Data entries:

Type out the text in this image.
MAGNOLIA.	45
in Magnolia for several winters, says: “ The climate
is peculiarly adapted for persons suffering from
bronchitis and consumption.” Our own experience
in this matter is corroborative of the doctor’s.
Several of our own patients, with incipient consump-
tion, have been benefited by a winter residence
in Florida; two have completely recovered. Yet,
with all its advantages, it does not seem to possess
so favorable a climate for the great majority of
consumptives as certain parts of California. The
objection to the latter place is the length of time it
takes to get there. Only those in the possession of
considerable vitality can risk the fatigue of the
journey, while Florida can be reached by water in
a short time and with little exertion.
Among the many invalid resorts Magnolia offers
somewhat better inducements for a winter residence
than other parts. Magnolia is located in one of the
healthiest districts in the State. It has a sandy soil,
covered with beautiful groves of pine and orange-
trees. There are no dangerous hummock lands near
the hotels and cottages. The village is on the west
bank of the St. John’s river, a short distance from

AIM OF THE EXERCISE: When a line in the records above contains the word "short", copy it.

YOUR SOLUTION:
a short time and with little exertion.
bank of the St. John’s river, a short distance from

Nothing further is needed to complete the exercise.